Requirements: Retype the records that come next, word for word.

:: Data extract

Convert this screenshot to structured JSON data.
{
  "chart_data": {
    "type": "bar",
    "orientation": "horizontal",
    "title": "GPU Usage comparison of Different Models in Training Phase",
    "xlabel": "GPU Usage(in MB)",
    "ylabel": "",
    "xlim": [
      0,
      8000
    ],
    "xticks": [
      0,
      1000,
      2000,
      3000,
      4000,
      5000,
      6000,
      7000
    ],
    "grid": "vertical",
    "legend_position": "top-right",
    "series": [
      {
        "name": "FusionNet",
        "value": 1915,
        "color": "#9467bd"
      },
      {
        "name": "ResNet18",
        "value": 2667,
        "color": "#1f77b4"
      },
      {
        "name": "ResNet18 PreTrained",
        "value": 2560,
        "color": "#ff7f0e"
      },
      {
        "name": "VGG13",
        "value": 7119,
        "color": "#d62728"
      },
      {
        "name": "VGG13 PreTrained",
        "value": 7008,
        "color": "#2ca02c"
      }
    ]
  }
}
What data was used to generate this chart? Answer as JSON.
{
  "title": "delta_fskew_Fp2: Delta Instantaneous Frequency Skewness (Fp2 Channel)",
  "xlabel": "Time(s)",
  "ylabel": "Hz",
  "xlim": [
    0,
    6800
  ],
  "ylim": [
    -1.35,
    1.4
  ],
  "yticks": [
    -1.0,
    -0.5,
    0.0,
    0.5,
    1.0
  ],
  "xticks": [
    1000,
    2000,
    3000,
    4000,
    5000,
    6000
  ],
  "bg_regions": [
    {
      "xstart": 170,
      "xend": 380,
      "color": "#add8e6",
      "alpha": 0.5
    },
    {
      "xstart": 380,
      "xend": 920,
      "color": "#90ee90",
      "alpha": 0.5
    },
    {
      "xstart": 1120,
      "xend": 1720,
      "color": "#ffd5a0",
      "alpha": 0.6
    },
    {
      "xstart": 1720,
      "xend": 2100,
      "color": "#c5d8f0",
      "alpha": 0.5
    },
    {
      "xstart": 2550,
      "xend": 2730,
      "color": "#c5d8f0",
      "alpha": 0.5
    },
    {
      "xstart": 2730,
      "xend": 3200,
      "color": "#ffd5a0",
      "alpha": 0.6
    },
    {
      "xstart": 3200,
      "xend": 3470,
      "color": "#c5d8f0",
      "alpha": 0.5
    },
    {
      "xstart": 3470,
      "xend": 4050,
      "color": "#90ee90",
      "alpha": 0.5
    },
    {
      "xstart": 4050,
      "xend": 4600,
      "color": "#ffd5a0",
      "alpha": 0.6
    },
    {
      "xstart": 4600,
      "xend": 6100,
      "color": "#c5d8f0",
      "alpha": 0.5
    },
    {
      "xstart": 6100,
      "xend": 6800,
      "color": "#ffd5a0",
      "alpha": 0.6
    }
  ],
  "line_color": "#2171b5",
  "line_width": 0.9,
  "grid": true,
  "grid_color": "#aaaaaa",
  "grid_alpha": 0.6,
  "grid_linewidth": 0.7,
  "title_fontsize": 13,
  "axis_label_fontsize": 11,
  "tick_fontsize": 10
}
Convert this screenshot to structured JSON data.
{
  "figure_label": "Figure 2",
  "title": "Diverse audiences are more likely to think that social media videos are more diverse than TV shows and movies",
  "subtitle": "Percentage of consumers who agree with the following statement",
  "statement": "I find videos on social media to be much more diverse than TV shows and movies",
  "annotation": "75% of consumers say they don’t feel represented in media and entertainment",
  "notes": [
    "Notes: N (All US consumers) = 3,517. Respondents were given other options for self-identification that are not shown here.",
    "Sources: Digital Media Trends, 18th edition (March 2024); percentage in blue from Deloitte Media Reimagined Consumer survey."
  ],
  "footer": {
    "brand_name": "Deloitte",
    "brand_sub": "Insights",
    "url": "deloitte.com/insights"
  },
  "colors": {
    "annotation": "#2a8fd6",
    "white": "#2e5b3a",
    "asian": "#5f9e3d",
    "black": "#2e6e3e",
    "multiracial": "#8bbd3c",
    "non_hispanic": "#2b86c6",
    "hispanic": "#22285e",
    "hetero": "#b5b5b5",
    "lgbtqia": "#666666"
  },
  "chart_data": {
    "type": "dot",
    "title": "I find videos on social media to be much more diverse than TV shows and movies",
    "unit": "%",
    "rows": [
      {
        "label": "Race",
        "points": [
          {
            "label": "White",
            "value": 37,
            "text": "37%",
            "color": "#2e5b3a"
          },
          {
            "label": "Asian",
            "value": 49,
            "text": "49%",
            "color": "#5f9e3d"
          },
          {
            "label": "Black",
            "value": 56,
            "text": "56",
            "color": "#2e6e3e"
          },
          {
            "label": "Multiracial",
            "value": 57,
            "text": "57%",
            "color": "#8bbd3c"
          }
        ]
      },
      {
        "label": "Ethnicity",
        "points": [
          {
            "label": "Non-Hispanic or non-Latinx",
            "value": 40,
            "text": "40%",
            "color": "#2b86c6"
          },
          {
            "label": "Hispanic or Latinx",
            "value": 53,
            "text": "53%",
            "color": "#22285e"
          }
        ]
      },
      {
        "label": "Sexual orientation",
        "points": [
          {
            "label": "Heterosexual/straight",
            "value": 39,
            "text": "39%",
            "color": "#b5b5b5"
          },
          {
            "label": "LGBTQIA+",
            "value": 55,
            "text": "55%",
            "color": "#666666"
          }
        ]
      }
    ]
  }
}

::::

Reply:
Convert this screenshot to structured JSON data.
{
  "chart_data": {
    "type": "bar",
    "orientation": "horizontal",
    "title": "GPU Usage comparison of Different Models in Training Phase",
    "xlabel": "GPU Usage(in MB)",
    "ylabel": "",
    "xlim": [
      0,
      8000
    ],
    "xticks": [
      0,
      1000,
      2000,
      3000,
      4000,
      5000,
      6000,
      7000
    ],
    "grid": "vertical",
    "legend_position": "top-right",
    "series": [
      {
        "name": "FusionNet",
        "value": 1915,
        "color": "#9467bd"
      },
      {
        "name": "ResNet18",
        "value": 2667,
        "color": "#1f77b4"
      },
      {
        "name": "ResNet18 PreTrained",
        "value": 2560,
        "color": "#ff7f0e"
      },
      {
        "name": "VGG13",
        "value": 7119,
        "color": "#d62728"
      },
      {
        "name": "VGG13 PreTrained",
        "value": 7008,
        "color": "#2ca02c"
      }
    ]
  }
}
What data was used to generate this chart? Answer as JSON.
{
  "title": "delta_fskew_Fp2: Delta Instantaneous Frequency Skewness (Fp2 Channel)",
  "xlabel": "Time(s)",
  "ylabel": "Hz",
  "xlim": [
    0,
    6800
  ],
  "ylim": [
    -1.35,
    1.4
  ],
  "yticks": [
    -1.0,
    -0.5,
    0.0,
    0.5,
    1.0
  ],
  "xticks": [
    1000,
    2000,
    3000,
    4000,
    5000,
    6000
  ],
  "bg_regions": [
    {
      "xstart": 170,
      "xend": 380,
      "color": "#add8e6",
      "alpha": 0.5
    },
    {
      "xstart": 380,
      "xend": 920,
      "color": "#90ee90",
      "alpha": 0.5
    },
    {
      "xstart": 1120,
      "xend": 1720,
      "color": "#ffd5a0",
      "alpha": 0.6
    },
    {
      "xstart": 1720,
      "xend": 2100,
      "color": "#c5d8f0",
      "alpha": 0.5
    },
    {
      "xstart": 2550,
      "xend": 2730,
      "color": "#c5d8f0",
      "alpha": 0.5
    },
    {
      "xstart": 2730,
      "xend": 3200,
      "color": "#ffd5a0",
      "alpha": 0.6
    },
    {
      "xstart": 3200,
      "xend": 3470,
      "color": "#c5d8f0",
      "alpha": 0.5
    },
    {
      "xstart": 3470,
      "xend": 4050,
      "color": "#90ee90",
      "alpha": 0.5
    },
    {
      "xstart": 4050,
      "xend": 4600,
      "color": "#ffd5a0",
      "alpha": 0.6
    },
    {
      "xstart": 4600,
      "xend": 6100,
      "color": "#c5d8f0",
      "alpha": 0.5
    },
    {
      "xstart": 6100,
      "xend": 6800,
      "color": "#ffd5a0",
      "alpha": 0.6
    }
  ],
  "line_color": "#2171b5",
  "line_width": 0.9,
  "grid": true,
  "grid_color": "#aaaaaa",
  "grid_alpha": 0.6,
  "grid_linewidth": 0.7,
  "title_fontsize": 13,
  "axis_label_fontsize": 11,
  "tick_fontsize": 10
}
Convert this screenshot to structured JSON data.
{
  "figure_label": "Figure 2",
  "title": "Diverse audiences are more likely to think that social media videos are more diverse than TV shows and movies",
  "subtitle": "Percentage of consumers who agree with the following statement",
  "statement": "I find videos on social media to be much more diverse than TV shows and movies",
  "annotation": "75% of consumers say they don’t feel represented in media and entertainment",
  "notes": [
    "Notes: N (All US consumers) = 3,517. Respondents were given other options for self-identification that are not shown here.",
    "Sources: Digital Media Trends, 18th edition (March 2024); percentage in blue from Deloitte Media Reimagined Consumer survey."
  ],
  "footer": {
    "brand_name": "Deloitte",
    "brand_sub": "Insights",
    "url": "deloitte.com/insights"
  },
  "colors": {
    "annotation": "#2a8fd6",
    "white": "#2e5b3a",
    "asian": "#5f9e3d",
    "black": "#2e6e3e",
    "multiracial": "#8bbd3c",
    "non_hispanic": "#2b86c6",
    "hispanic": "#22285e",
    "hetero": "#b5b5b5",
    "lgbtqia": "#666666"
  },
  "chart_data": {
    "type": "dot",
    "title": "I find videos on social media to be much more diverse than TV shows and movies",
    "unit": "%",
    "rows": [
      {
        "label": "Race",
        "points": [
          {
            "label": "White",
            "value": 37,
            "text": "37%",
            "color": "#2e5b3a"
          },
          {
            "label": "Asian",
            "value": 49,
            "text": "49%",
            "color": "#5f9e3d"
          },
          {
            "label": "Black",
            "value": 56,
            "text": "56",
            "color": "#2e6e3e"
          },
          {
            "label": "Multiracial",
            "value": 57,
            "text": "57%",
            "color": "#8bbd3c"
          }
        ]
      },
      {
        "label": "Ethnicity",
        "points": [
          {
            "label": "Non-Hispanic or non-Latinx",
            "value": 40,
            "text": "40%",
            "color": "#2b86c6"
          },
          {
            "label": "Hispanic or Latinx",
            "value": 53,
            "text": "53%",
            "color": "#22285e"
          }
        ]
      },
      {
        "label": "Sexual orientation",
        "points": [
          {
            "label": "Heterosexual/straight",
            "value": 39,
            "text": "39%",
            "color": "#b5b5b5"
          },
          {
            "label": "LGBTQIA+",
            "value": 55,
            "text": "55%",
            "color": "#666666"
          }
        ]
      }
    ]
  }
}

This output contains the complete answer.